RECORDS PROVIDED =>
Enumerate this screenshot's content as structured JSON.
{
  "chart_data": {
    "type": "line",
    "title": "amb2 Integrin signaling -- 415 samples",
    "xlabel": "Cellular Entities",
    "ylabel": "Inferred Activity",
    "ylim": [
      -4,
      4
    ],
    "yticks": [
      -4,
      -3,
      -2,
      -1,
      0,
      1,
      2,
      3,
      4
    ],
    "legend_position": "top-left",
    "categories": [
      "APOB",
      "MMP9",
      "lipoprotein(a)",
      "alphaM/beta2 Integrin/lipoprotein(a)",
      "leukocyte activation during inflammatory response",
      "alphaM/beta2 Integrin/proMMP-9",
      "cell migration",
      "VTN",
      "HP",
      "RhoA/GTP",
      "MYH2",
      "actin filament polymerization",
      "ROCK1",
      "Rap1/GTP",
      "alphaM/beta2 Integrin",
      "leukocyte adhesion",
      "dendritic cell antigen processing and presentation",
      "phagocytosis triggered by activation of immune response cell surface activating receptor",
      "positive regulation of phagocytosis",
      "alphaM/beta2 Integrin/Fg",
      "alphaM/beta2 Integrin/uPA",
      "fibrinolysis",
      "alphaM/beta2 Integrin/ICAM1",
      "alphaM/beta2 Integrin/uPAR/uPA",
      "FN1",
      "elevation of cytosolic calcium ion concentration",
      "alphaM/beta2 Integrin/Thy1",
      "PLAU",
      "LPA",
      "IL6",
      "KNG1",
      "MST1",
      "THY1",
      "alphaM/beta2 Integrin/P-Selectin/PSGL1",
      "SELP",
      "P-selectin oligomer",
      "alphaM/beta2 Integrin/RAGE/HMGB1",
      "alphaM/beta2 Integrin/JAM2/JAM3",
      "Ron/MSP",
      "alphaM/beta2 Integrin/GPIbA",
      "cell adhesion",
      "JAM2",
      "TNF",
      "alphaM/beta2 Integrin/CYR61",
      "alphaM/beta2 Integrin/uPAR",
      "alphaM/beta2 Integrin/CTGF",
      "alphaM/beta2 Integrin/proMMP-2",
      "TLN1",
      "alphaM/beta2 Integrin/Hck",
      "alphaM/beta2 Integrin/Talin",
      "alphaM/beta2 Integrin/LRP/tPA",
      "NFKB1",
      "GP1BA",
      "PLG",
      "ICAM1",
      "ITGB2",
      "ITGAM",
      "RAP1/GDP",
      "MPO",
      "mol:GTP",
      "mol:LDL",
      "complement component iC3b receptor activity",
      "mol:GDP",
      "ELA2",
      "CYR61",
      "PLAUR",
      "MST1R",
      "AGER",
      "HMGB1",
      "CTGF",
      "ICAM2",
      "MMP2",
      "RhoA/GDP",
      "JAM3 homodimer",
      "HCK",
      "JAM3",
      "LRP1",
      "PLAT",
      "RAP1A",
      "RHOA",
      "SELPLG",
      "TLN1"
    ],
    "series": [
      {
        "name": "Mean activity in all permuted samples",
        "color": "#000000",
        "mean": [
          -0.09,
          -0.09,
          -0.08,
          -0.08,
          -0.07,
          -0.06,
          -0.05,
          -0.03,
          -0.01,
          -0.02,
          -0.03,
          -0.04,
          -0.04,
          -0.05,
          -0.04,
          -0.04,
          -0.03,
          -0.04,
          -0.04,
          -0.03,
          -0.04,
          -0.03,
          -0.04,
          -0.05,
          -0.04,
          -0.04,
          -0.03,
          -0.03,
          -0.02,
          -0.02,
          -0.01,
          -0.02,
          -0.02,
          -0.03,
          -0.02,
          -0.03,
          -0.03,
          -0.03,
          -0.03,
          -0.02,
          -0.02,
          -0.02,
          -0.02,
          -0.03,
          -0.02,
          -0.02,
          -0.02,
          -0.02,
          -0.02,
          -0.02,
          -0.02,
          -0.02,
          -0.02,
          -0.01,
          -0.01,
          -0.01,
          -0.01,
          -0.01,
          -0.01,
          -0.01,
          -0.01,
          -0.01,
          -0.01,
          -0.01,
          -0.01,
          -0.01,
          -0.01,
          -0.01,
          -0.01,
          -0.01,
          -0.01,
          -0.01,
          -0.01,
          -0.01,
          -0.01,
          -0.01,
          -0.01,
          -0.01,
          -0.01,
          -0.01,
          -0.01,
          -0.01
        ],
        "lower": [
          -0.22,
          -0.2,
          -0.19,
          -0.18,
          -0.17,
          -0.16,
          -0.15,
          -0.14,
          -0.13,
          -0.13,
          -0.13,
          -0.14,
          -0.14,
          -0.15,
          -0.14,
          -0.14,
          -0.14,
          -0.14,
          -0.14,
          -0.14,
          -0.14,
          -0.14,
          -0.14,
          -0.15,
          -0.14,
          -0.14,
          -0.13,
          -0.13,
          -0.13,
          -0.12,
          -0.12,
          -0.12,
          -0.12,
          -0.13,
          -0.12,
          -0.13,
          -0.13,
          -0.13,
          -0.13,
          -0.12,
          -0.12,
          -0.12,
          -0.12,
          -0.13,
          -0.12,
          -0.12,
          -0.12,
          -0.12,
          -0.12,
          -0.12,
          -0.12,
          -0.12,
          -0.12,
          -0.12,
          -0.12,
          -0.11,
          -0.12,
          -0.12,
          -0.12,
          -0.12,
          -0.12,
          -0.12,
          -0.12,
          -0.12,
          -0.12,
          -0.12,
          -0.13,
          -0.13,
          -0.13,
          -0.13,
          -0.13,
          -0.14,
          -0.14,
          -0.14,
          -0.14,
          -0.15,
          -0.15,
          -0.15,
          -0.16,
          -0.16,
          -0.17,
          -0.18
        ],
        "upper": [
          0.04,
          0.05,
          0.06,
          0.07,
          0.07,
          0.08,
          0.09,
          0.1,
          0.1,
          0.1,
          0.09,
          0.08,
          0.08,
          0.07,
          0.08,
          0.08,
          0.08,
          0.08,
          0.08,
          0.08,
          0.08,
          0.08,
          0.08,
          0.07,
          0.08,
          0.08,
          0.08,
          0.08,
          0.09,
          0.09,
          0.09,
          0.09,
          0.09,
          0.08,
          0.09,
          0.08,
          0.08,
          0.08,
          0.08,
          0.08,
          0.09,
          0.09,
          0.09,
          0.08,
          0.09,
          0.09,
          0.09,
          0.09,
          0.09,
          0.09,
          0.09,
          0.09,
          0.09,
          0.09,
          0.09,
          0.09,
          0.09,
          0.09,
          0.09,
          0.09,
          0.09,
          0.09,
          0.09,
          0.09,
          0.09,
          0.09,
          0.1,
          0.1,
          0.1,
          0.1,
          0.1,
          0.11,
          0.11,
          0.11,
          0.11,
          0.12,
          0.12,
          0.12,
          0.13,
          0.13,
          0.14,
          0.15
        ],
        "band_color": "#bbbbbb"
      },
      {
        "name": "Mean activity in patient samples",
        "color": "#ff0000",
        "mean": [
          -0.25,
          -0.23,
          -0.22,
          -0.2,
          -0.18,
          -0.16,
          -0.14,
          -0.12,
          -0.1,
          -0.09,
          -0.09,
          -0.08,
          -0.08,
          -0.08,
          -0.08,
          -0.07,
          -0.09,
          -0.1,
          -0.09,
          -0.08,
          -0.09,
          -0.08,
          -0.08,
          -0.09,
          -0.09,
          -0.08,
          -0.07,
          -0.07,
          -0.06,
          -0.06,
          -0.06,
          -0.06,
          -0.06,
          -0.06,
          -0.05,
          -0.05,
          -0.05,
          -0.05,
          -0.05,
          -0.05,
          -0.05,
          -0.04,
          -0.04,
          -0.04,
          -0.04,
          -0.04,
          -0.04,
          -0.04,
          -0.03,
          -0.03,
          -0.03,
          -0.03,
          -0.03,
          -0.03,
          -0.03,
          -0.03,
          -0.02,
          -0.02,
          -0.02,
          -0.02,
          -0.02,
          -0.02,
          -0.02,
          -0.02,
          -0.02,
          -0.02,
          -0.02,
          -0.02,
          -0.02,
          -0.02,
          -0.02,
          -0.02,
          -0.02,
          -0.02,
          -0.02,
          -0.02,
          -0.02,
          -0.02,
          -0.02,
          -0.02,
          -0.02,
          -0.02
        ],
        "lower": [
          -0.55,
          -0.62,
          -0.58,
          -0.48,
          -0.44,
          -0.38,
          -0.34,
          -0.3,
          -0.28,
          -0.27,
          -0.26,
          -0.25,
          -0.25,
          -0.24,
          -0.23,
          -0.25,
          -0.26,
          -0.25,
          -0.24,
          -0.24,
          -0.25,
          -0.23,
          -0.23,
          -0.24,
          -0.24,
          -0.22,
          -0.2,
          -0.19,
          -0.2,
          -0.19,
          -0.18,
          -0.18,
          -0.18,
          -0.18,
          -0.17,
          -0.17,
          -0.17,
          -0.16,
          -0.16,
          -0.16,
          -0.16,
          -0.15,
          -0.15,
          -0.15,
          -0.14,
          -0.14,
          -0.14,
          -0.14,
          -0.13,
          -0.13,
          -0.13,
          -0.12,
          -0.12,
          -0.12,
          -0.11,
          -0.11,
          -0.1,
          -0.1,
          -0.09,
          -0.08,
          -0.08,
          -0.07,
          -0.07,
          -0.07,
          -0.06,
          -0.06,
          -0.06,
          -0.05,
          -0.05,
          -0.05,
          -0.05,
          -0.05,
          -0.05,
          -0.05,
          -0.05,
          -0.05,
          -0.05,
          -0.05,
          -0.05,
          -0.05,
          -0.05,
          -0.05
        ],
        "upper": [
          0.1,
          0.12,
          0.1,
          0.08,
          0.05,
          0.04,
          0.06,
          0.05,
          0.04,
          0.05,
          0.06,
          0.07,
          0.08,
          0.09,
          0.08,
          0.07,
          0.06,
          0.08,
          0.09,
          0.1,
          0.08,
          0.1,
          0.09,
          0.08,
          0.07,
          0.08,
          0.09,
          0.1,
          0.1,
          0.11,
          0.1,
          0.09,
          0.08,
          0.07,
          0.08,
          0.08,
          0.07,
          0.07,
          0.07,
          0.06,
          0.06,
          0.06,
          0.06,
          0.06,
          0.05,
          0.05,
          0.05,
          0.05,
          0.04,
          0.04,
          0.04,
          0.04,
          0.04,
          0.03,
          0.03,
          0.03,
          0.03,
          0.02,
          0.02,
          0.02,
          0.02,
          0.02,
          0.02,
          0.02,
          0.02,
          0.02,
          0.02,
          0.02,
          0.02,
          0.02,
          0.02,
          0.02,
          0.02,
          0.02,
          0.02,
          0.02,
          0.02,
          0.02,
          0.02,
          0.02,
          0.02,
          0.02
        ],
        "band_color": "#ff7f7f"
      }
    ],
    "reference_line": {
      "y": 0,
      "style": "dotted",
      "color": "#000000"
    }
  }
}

ASSIGNMENT =>
From the records above, copy every line that holds the word "name".

TASK RESULT =>
        "name": "Mean activity in all permuted samples",
        "name": "Mean activity in patient samples",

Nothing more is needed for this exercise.